EXERCISE GOAL:
Every line of the material below should be repeated exactly.

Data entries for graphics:
====

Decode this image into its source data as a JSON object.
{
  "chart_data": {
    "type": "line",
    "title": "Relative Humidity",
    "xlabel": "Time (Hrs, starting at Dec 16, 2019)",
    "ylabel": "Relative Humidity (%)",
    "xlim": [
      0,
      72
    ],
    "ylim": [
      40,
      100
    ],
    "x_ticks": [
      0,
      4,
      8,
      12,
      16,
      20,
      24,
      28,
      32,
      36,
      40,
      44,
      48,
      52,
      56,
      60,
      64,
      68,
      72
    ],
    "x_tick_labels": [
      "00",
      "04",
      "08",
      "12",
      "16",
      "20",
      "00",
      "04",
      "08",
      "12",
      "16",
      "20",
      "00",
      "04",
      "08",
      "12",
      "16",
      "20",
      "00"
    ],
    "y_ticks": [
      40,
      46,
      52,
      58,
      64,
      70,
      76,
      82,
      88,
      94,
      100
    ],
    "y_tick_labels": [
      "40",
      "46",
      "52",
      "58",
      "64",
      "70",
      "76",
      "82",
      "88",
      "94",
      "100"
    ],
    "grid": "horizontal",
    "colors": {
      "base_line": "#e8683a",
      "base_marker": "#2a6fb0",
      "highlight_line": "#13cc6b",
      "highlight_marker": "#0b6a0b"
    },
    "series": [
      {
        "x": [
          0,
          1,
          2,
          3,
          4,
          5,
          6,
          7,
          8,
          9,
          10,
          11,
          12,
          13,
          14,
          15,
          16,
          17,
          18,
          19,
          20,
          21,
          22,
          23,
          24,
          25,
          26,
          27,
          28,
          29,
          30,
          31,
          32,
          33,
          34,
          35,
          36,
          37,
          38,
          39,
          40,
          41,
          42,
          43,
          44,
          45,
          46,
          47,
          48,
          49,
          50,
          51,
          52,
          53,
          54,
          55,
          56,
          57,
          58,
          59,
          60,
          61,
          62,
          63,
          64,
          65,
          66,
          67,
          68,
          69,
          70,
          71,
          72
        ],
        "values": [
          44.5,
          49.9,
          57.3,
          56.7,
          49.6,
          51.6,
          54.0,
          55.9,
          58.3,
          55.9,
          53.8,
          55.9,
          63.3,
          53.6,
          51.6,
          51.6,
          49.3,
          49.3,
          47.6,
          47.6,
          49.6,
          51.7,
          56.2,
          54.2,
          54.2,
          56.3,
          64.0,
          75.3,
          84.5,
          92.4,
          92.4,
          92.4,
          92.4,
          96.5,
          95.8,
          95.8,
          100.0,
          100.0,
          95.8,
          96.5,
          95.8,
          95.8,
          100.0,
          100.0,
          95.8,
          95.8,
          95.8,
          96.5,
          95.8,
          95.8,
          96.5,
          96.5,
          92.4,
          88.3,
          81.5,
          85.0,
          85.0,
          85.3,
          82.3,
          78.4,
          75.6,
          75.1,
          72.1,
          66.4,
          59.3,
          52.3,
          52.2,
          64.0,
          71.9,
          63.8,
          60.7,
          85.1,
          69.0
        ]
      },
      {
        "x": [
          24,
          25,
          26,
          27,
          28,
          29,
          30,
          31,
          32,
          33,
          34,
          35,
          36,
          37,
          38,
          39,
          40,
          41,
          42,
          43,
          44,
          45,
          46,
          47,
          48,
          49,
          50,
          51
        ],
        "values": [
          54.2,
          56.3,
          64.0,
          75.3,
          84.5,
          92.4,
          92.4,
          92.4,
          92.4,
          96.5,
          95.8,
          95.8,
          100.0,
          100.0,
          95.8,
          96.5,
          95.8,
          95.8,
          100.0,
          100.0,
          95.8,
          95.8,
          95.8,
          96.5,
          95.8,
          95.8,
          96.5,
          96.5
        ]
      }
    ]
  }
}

====

ANSWER IN FULL:
Decode this image into its source data as a JSON object.
{
  "chart_data": {
    "type": "line",
    "title": "Relative Humidity",
    "xlabel": "Time (Hrs, starting at Dec 16, 2019)",
    "ylabel": "Relative Humidity (%)",
    "xlim": [
      0,
      72
    ],
    "ylim": [
      40,
      100
    ],
    "x_ticks": [
      0,
      4,
      8,
      12,
      16,
      20,
      24,
      28,
      32,
      36,
      40,
      44,
      48,
      52,
      56,
      60,
      64,
      68,
      72
    ],
    "x_tick_labels": [
      "00",
      "04",
      "08",
      "12",
      "16",
      "20",
      "00",
      "04",
      "08",
      "12",
      "16",
      "20",
      "00",
      "04",
      "08",
      "12",
      "16",
      "20",
      "00"
    ],
    "y_ticks": [
      40,
      46,
      52,
      58,
      64,
      70,
      76,
      82,
      88,
      94,
      100
    ],
    "y_tick_labels": [
      "40",
      "46",
      "52",
      "58",
      "64",
      "70",
      "76",
      "82",
      "88",
      "94",
      "100"
    ],
    "grid": "horizontal",
    "colors": {
      "base_line": "#e8683a",
      "base_marker": "#2a6fb0",
      "highlight_line": "#13cc6b",
      "highlight_marker": "#0b6a0b"
    },
    "series": [
      {
        "x": [
          0,
          1,
          2,
          3,
          4,
          5,
          6,
          7,
          8,
          9,
          10,
          11,
          12,
          13,
          14,
          15,
          16,
          17,
          18,
          19,
          20,
          21,
          22,
          23,
          24,
          25,
          26,
          27,
          28,
          29,
          30,
          31,
          32,
          33,
          34,
          35,
          36,
          37,
          38,
          39,
          40,
          41,
          42,
          43,
          44,
          45,
          46,
          47,
          48,
          49,
          50,
          51,
          52,
          53,
          54,
          55,
          56,
          57,
          58,
          59,
          60,
          61,
          62,
          63,
          64,
          65,
          66,
          67,
          68,
          69,
          70,
          71,
          72
        ],
        "values": [
          44.5,
          49.9,
          57.3,
          56.7,
          49.6,
          51.6,
          54.0,
          55.9,
          58.3,
          55.9,
          53.8,
          55.9,
          63.3,
          53.6,
          51.6,
          51.6,
          49.3,
          49.3,
          47.6,
          47.6,
          49.6,
          51.7,
          56.2,
          54.2,
          54.2,
          56.3,
          64.0,
          75.3,
          84.5,
          92.4,
          92.4,
          92.4,
          92.4,
          96.5,
          95.8,
          95.8,
          100.0,
          100.0,
          95.8,
          96.5,
          95.8,
          95.8,
          100.0,
          100.0,
          95.8,
          95.8,
          95.8,
          96.5,
          95.8,
          95.8,
          96.5,
          96.5,
          92.4,
          88.3,
          81.5,
          85.0,
          85.0,
          85.3,
          82.3,
          78.4,
          75.6,
          75.1,
          72.1,
          66.4,
          59.3,
          52.3,
          52.2,
          64.0,
          71.9,
          63.8,
          60.7,
          85.1,
          69.0
        ]
      },
      {
        "x": [
          24,
          25,
          26,
          27,
          28,
          29,
          30,
          31,
          32,
          33,
          34,
          35,
          36,
          37,
          38,
          39,
          40,
          41,
          42,
          43,
          44,
          45,
          46,
          47,
          48,
          49,
          50,
          51
        ],
        "values": [
          54.2,
          56.3,
          64.0,
          75.3,
          84.5,
          92.4,
          92.4,
          92.4,
          92.4,
          96.5,
          95.8,
          95.8,
          100.0,
          100.0,
          95.8,
          96.5,
          95.8,
          95.8,
          100.0,
          100.0,
          95.8,
          95.8,
          95.8,
          96.5,
          95.8,
          95.8,
          96.5,
          96.5
        ]
      }
    ]
  }
}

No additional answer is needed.